▸ **Dataset rows**:
________________________
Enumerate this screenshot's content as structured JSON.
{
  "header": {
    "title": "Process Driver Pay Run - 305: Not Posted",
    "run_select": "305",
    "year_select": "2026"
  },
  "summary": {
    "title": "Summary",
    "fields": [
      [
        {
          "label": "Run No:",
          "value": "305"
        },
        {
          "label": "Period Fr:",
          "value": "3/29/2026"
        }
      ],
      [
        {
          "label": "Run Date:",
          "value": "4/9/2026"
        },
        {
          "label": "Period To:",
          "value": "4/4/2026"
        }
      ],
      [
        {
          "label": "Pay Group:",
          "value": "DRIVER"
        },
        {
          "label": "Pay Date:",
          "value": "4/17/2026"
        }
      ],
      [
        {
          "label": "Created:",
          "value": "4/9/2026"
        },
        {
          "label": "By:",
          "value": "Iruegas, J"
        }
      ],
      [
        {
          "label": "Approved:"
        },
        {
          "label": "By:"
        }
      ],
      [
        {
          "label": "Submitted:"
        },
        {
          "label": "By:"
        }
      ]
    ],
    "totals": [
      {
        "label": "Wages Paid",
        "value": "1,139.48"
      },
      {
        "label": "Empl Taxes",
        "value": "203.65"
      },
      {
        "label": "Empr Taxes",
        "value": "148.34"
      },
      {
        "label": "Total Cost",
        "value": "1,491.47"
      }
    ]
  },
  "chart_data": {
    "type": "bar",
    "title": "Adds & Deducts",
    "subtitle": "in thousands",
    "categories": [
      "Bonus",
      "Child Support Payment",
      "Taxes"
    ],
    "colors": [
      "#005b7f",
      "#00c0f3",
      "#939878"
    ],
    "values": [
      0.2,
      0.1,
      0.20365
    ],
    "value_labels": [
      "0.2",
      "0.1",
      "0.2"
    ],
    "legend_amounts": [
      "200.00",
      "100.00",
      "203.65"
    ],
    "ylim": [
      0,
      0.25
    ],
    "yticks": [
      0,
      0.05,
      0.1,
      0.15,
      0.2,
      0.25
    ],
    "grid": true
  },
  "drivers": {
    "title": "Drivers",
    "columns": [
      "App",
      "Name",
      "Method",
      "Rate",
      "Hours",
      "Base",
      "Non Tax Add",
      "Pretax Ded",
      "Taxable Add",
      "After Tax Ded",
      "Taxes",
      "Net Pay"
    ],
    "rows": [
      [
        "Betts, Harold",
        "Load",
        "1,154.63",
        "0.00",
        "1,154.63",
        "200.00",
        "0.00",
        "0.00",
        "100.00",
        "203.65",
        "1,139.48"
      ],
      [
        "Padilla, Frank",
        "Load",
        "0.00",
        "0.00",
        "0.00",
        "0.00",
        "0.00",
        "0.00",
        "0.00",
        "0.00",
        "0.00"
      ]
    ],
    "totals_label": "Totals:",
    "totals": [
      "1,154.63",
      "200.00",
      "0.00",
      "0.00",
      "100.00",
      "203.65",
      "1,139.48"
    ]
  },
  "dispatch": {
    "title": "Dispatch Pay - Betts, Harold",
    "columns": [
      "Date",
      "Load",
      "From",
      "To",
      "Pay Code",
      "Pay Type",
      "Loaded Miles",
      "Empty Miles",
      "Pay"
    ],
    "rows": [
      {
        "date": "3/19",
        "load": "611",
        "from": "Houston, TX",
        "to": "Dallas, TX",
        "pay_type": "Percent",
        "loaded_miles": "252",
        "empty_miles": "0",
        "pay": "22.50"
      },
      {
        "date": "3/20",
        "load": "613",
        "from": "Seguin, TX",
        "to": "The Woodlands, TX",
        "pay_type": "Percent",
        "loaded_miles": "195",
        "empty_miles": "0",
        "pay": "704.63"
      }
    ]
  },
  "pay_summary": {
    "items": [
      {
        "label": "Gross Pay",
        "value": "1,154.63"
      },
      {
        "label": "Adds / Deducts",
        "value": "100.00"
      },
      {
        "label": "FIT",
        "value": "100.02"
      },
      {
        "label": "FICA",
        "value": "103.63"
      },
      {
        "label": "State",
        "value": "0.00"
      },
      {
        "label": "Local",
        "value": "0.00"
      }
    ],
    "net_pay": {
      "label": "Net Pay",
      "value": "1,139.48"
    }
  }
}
________________________
▸ **Set problem**:
Transcribe every entry verbatim.

▸ **Written response**:
Enumerate this screenshot's content as structured JSON.
{
  "header": {
    "title": "Process Driver Pay Run - 305: Not Posted",
    "run_select": "305",
    "year_select": "2026"
  },
  "summary": {
    "title": "Summary",
    "fields": [
      [
        {
          "label": "Run No:",
          "value": "305"
        },
        {
          "label": "Period Fr:",
          "value": "3/29/2026"
        }
      ],
      [
        {
          "label": "Run Date:",
          "value": "4/9/2026"
        },
        {
          "label": "Period To:",
          "value": "4/4/2026"
        }
      ],
      [
        {
          "label": "Pay Group:",
          "value": "DRIVER"
        },
        {
          "label": "Pay Date:",
          "value": "4/17/2026"
        }
      ],
      [
        {
          "label": "Created:",
          "value": "4/9/2026"
        },
        {
          "label": "By:",
          "value": "Iruegas, J"
        }
      ],
      [
        {
          "label": "Approved:"
        },
        {
          "label": "By:"
        }
      ],
      [
        {
          "label": "Submitted:"
        },
        {
          "label": "By:"
        }
      ]
    ],
    "totals": [
      {
        "label": "Wages Paid",
        "value": "1,139.48"
      },
      {
        "label": "Empl Taxes",
        "value": "203.65"
      },
      {
        "label": "Empr Taxes",
        "value": "148.34"
      },
      {
        "label": "Total Cost",
        "value": "1,491.47"
      }
    ]
  },
  "chart_data": {
    "type": "bar",
    "title": "Adds & Deducts",
    "subtitle": "in thousands",
    "categories": [
      "Bonus",
      "Child Support Payment",
      "Taxes"
    ],
    "colors": [
      "#005b7f",
      "#00c0f3",
      "#939878"
    ],
    "values": [
      0.2,
      0.1,
      0.20365
    ],
    "value_labels": [
      "0.2",
      "0.1",
      "0.2"
    ],
    "legend_amounts": [
      "200.00",
      "100.00",
      "203.65"
    ],
    "ylim": [
      0,
      0.25
    ],
    "yticks": [
      0,
      0.05,
      0.1,
      0.15,
      0.2,
      0.25
    ],
    "grid": true
  },
  "drivers": {
    "title": "Drivers",
    "columns": [
      "App",
      "Name",
      "Method",
      "Rate",
      "Hours",
      "Base",
      "Non Tax Add",
      "Pretax Ded",
      "Taxable Add",
      "After Tax Ded",
      "Taxes",
      "Net Pay"
    ],
    "rows": [
      [
        "Betts, Harold",
        "Load",
        "1,154.63",
        "0.00",
        "1,154.63",
        "200.00",
        "0.00",
        "0.00",
        "100.00",
        "203.65",
        "1,139.48"
      ],
      [
        "Padilla, Frank",
        "Load",
        "0.00",
        "0.00",
        "0.00",
        "0.00",
        "0.00",
        "0.00",
        "0.00",
        "0.00",
        "0.00"
      ]
    ],
    "totals_label": "Totals:",
    "totals": [
      "1,154.63",
      "200.00",
      "0.00",
      "0.00",
      "100.00",
      "203.65",
      "1,139.48"
    ]
  },
  "dispatch": {
    "title": "Dispatch Pay - Betts, Harold",
    "columns": [
      "Date",
      "Load",
      "From",
      "To",
      "Pay Code",
      "Pay Type",
      "Loaded Miles",
      "Empty Miles",
      "Pay"
    ],
    "rows": [
      {
        "date": "3/19",
        "load": "611",
        "from": "Houston, TX",
        "to": "Dallas, TX",
        "pay_type": "Percent",
        "loaded_miles": "252",
        "empty_miles": "0",
        "pay": "22.50"
      },
      {
        "date": "3/20",
        "load": "613",
        "from": "Seguin, TX",
        "to": "The Woodlands, TX",
        "pay_type": "Percent",
        "loaded_miles": "195",
        "empty_miles": "0",
        "pay": "704.63"
      }
    ]
  },
  "pay_summary": {
    "items": [
      {
        "label": "Gross Pay",
        "value": "1,154.63"
      },
      {
        "label": "Adds / Deducts",
        "value": "100.00"
      },
      {
        "label": "FIT",
        "value": "100.02"
      },
      {
        "label": "FICA",
        "value": "103.63"
      },
      {
        "label": "State",
        "value": "0.00"
      },
      {
        "label": "Local",
        "value": "0.00"
      }
    ],
    "net_pay": {
      "label": "Net Pay",
      "value": "1,139.48"
    }
  }
}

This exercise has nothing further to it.